(REQUIREMENTS)
Of all the lines in the data below, how many contain "from"? Report that number alone.

(RECORDS PROVIDED)

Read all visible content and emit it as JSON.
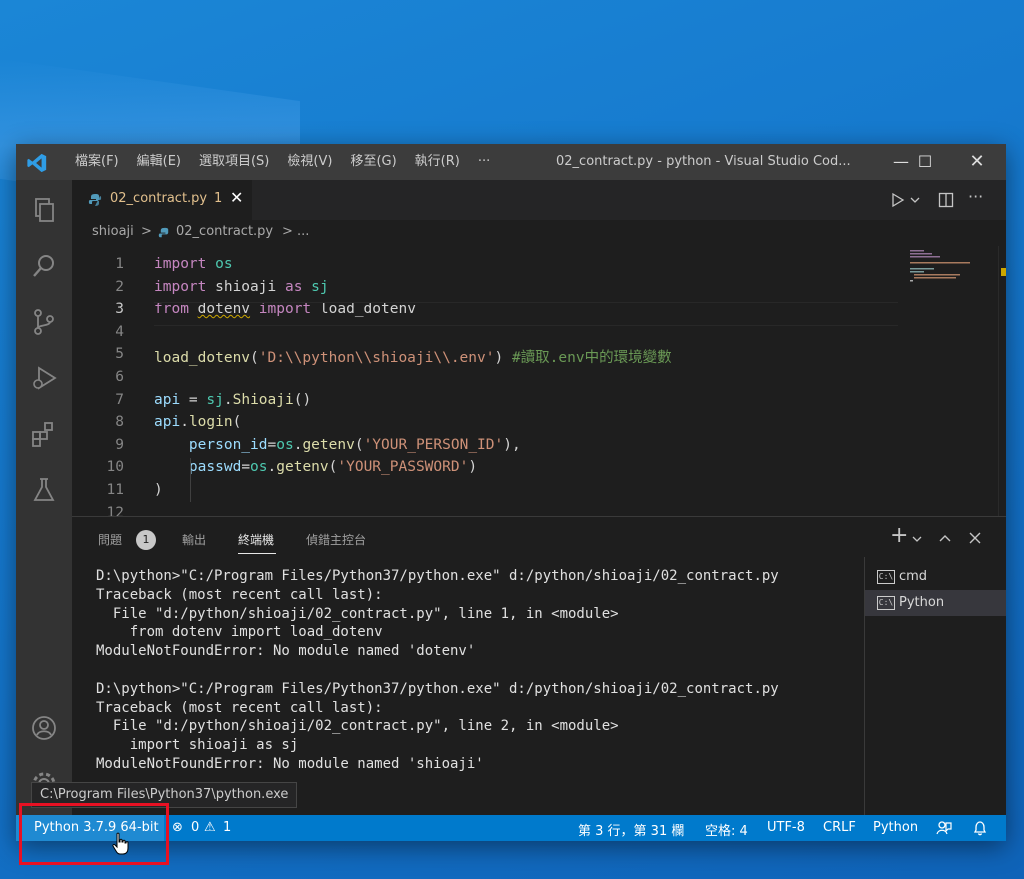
{
  "window": {
    "title": "02_contract.py - python - Visual Studio Cod...",
    "menu": [
      "檔案(F)",
      "編輯(E)",
      "選取項目(S)",
      "檢視(V)",
      "移至(G)",
      "執行(R)",
      "···"
    ],
    "minimize": "—",
    "maximize": "☐",
    "close": "✕"
  },
  "activity_bar": [
    "explorer-icon",
    "search-icon",
    "source-control-icon",
    "run-debug-icon",
    "extensions-icon",
    "testing-icon",
    "account-icon",
    "manage-gear-icon"
  ],
  "tab": {
    "label": "02_contract.py",
    "problems": "1",
    "close": "✕"
  },
  "breadcrumb": {
    "folder": "shioaji",
    "sep1": ">",
    "file": "02_contract.py",
    "sep2": "> ..."
  },
  "editor": {
    "line_numbers": [
      "1",
      "2",
      "3",
      "4",
      "5",
      "6",
      "7",
      "8",
      "9",
      "10",
      "11",
      "12"
    ],
    "current_line": 3,
    "lines": [
      [
        {
          "t": "import",
          "c": "kw"
        },
        {
          "t": " ",
          "c": "pl"
        },
        {
          "t": "os",
          "c": "mod"
        }
      ],
      [
        {
          "t": "import",
          "c": "kw"
        },
        {
          "t": " shioaji ",
          "c": "pl"
        },
        {
          "t": "as",
          "c": "kw"
        },
        {
          "t": " ",
          "c": "pl"
        },
        {
          "t": "sj",
          "c": "mod"
        }
      ],
      [
        {
          "t": "from",
          "c": "kw"
        },
        {
          "t": " ",
          "c": "pl"
        },
        {
          "t": "dotenv",
          "c": "pl",
          "u": true
        },
        {
          "t": " ",
          "c": "pl"
        },
        {
          "t": "import",
          "c": "kw"
        },
        {
          "t": " load_dotenv",
          "c": "pl"
        }
      ],
      [],
      [
        {
          "t": "load_dotenv",
          "c": "fn"
        },
        {
          "t": "(",
          "c": "pl"
        },
        {
          "t": "'D:\\\\python\\\\shioaji\\\\.env'",
          "c": "str"
        },
        {
          "t": ") ",
          "c": "pl"
        },
        {
          "t": "#讀取.env中的環境變數",
          "c": "cm"
        }
      ],
      [],
      [
        {
          "t": "api",
          "c": "var"
        },
        {
          "t": " = ",
          "c": "pl"
        },
        {
          "t": "sj",
          "c": "mod"
        },
        {
          "t": ".",
          "c": "pl"
        },
        {
          "t": "Shioaji",
          "c": "fn"
        },
        {
          "t": "()",
          "c": "pl"
        }
      ],
      [
        {
          "t": "api",
          "c": "var"
        },
        {
          "t": ".",
          "c": "pl"
        },
        {
          "t": "login",
          "c": "fn"
        },
        {
          "t": "(",
          "c": "pl"
        }
      ],
      [
        {
          "t": "    person_id",
          "c": "var"
        },
        {
          "t": "=",
          "c": "pl"
        },
        {
          "t": "os",
          "c": "mod"
        },
        {
          "t": ".",
          "c": "pl"
        },
        {
          "t": "getenv",
          "c": "fn"
        },
        {
          "t": "(",
          "c": "pl"
        },
        {
          "t": "'YOUR_PERSON_ID'",
          "c": "str"
        },
        {
          "t": "),",
          "c": "pl"
        }
      ],
      [
        {
          "t": "    passwd",
          "c": "var"
        },
        {
          "t": "=",
          "c": "pl"
        },
        {
          "t": "os",
          "c": "mod"
        },
        {
          "t": ".",
          "c": "pl"
        },
        {
          "t": "getenv",
          "c": "fn"
        },
        {
          "t": "(",
          "c": "pl"
        },
        {
          "t": "'YOUR_PASSWORD'",
          "c": "str"
        },
        {
          "t": ")",
          "c": "pl"
        }
      ],
      [
        {
          "t": ")",
          "c": "pl"
        }
      ],
      []
    ]
  },
  "panel": {
    "tabs": [
      "問題",
      "輸出",
      "終端機",
      "偵錯主控台"
    ],
    "problems_count": "1",
    "active_tab": "終端機",
    "add_terminal": "+",
    "terminals": [
      "cmd",
      "Python"
    ],
    "terminal_output": "D:\\python>\"C:/Program Files/Python37/python.exe\" d:/python/shioaji/02_contract.py\nTraceback (most recent call last):\n  File \"d:/python/shioaji/02_contract.py\", line 1, in <module>\n    from dotenv import load_dotenv\nModuleNotFoundError: No module named 'dotenv'\n\nD:\\python>\"C:/Program Files/Python37/python.exe\" d:/python/shioaji/02_contract.py\nTraceback (most recent call last):\n  File \"d:/python/shioaji/02_contract.py\", line 2, in <module>\n    import shioaji as sj\nModuleNotFoundError: No module named 'shioaji'"
  },
  "status_bar": {
    "interpreter": "Python 3.7.9 64-bit",
    "errors": "0",
    "warnings": "1",
    "position": "第 3 行，第 31 欄",
    "spaces": "空格: 4",
    "encoding": "UTF-8",
    "eol": "CRLF",
    "language": "Python"
  },
  "tooltip": "C:\\Program Files\\Python37\\python.exe",
  "colors": {
    "accent": "#007acc",
    "highlight": "#e81123"
  }
}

(THE OUTPUT)
2